Federal Infrastructure Plan Closer to Reality

Several reports over the past few weeks have suggested that Congress and President Biden may actually come to a final passage of an over $1 trillion infrastructure deal. The measure has recently passed the U.S. Senate, and it will be debated in the U.S. House when House members return from summer recess in September. The information coming out of DC has been confusing with a lot of different numbers and figures thrown around. What is clear: if passed, this would be the single largest investment from the federal government for transportation in decades.  

What does this all mean for Michigan’s infrastructure? Some reports have suggested that this would mean $7.8 billion in new investments for road and bridge repairs from the federal government over the next five years. That is simply not true. The entire federal program for Michigan will be approximately $7.8 billion, and it will be about $1.7 billion more, or “new money” for Michigan’s roads and bridges over the next five years compared to the previous five years of distribution from the federal government. Below is a chart of the annual appropriations for Michigan from 2021 through 2026 under the Senate passed version.  













In addition to the annual increase through 2026, a general fund appropriation was also included and Michigan will see an additional $682 million for infrastructure, of which, $562 million will be used to repair and replace bridges in Michigan. Despite all the new investment coming into Michigan, it is still woefully short of the over $2 billion annual investment that has been proven to be needed.

Several billions will also be spent on other types of infrastructure, including underground infrastructure. The bill provides $55 billion in new money for water infrastructure. This represents a doubling of funding compared to recent funding allocations. The money will be distributed to communities in grants and low interest loans to replace lead service lines and upgrade wastewater and stormwater systems.

**RAW DATA**:
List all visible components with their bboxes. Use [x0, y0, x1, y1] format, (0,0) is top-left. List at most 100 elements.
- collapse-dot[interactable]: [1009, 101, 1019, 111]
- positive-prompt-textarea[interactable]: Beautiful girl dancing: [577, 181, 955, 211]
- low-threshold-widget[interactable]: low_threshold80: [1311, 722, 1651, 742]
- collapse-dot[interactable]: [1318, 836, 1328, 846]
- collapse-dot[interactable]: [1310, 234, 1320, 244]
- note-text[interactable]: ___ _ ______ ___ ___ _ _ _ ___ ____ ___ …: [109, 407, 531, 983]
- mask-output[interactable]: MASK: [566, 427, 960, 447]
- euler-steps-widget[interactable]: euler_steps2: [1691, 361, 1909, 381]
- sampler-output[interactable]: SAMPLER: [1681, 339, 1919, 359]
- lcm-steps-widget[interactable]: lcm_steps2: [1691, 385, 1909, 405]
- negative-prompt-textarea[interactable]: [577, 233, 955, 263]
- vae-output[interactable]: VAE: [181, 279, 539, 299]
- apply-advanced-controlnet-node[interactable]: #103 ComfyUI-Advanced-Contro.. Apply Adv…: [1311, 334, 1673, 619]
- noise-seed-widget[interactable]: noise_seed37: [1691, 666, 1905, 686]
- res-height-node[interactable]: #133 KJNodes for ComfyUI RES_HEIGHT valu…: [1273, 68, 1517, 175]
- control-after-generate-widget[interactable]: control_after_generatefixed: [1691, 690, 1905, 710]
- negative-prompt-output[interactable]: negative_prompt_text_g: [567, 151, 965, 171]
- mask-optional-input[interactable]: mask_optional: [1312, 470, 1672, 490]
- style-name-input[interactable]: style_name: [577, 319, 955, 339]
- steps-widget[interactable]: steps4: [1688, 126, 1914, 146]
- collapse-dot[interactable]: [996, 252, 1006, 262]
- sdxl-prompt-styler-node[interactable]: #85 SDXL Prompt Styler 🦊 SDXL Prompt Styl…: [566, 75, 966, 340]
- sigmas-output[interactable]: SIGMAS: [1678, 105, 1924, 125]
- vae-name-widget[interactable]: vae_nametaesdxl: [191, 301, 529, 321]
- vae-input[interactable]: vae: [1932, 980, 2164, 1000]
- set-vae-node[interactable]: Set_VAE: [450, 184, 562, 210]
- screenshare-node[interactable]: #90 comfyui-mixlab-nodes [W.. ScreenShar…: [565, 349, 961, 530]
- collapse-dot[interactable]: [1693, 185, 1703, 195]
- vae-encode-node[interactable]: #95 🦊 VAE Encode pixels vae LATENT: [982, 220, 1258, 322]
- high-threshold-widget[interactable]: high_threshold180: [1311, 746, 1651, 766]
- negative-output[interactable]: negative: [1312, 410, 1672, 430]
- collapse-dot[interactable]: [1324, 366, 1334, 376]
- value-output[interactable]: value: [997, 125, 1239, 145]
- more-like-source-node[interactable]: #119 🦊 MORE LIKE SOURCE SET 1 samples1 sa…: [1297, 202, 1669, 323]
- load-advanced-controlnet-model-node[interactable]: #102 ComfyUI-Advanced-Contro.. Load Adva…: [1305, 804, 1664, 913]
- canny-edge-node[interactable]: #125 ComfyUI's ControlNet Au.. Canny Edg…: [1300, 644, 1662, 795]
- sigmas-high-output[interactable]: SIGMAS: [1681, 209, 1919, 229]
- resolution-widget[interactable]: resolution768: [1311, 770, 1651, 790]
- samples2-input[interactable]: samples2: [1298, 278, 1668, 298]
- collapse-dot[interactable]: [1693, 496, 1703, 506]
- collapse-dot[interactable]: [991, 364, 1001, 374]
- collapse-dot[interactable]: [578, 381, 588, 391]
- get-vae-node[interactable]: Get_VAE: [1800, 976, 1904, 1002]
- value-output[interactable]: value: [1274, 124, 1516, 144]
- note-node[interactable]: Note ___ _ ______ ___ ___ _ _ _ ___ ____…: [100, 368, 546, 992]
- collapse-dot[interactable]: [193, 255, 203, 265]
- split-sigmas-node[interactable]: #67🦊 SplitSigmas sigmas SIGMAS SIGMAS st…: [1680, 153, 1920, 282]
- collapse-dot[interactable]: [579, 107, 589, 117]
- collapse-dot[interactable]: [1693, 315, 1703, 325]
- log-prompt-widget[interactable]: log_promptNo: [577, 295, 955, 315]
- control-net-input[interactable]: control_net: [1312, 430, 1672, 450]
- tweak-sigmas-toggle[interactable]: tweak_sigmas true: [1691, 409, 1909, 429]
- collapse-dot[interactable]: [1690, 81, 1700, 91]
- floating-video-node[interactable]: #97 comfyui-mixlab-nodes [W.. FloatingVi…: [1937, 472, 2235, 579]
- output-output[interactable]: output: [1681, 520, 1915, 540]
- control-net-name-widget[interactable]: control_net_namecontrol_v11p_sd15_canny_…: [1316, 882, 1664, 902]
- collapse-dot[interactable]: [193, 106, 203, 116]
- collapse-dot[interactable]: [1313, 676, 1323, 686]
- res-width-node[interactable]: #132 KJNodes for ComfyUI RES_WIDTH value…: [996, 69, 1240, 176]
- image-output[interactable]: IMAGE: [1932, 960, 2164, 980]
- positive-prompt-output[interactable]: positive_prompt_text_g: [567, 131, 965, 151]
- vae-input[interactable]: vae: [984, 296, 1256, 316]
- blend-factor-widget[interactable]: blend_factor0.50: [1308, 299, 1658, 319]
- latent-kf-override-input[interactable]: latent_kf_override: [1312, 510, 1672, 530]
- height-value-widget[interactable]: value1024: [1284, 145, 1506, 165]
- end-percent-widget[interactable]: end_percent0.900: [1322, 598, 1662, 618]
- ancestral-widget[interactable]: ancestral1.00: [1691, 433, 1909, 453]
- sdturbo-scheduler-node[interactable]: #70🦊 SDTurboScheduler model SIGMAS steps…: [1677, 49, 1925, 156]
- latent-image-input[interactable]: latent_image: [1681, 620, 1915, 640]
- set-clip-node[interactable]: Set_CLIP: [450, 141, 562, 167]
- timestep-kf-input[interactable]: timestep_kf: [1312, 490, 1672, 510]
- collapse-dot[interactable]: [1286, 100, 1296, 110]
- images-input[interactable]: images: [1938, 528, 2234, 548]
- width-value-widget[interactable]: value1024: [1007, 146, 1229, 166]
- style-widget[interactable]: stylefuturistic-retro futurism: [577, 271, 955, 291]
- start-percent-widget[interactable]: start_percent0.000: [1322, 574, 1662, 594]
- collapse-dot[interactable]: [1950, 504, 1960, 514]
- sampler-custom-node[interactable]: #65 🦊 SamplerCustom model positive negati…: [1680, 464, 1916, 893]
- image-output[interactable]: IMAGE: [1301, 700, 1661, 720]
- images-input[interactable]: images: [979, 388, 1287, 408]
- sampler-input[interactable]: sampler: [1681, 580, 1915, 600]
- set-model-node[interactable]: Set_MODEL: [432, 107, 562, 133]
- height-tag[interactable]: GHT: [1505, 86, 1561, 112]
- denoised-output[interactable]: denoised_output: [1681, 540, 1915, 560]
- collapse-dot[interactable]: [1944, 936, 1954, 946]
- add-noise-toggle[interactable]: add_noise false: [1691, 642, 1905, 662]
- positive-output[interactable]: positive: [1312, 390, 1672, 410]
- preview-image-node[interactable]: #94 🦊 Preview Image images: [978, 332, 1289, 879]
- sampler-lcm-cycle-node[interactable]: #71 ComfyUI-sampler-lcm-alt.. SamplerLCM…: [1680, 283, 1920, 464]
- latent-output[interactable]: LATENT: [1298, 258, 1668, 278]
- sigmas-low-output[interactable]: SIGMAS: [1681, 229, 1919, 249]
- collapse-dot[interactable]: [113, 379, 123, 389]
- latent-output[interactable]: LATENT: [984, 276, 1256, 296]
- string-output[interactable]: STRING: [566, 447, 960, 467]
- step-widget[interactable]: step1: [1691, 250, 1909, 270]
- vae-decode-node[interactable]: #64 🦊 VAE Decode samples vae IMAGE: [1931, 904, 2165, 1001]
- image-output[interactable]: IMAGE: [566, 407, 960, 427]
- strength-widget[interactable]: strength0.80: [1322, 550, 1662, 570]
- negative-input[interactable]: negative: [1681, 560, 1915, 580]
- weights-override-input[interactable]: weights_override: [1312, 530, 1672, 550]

**WHAT TO WORK ON**:
• 1. Retype the passage in the infrastructure plan article from "Several reports over" to "transportation in decades.".
• 2. According to the infrastructure plan article, how much new money does the bill provide for water infrastructure?

**TASK-BY-TASK SOLUTIONS**:
• 1.
Several reports over the past few weeks have suggested that Congress and President Biden may actually come to a final passage of an over $1 trillion infrastructure deal. The measure has recently passed the U.S. Senate, and it will be debated in the U.S. House when House members return from summer recess in September. The information coming out of DC has been confusing with a lot of different numbers and figures thrown around. What is clear: if passed, this would be the single largest investment from the federal government for transportation in decades.

• 2. $55 billion.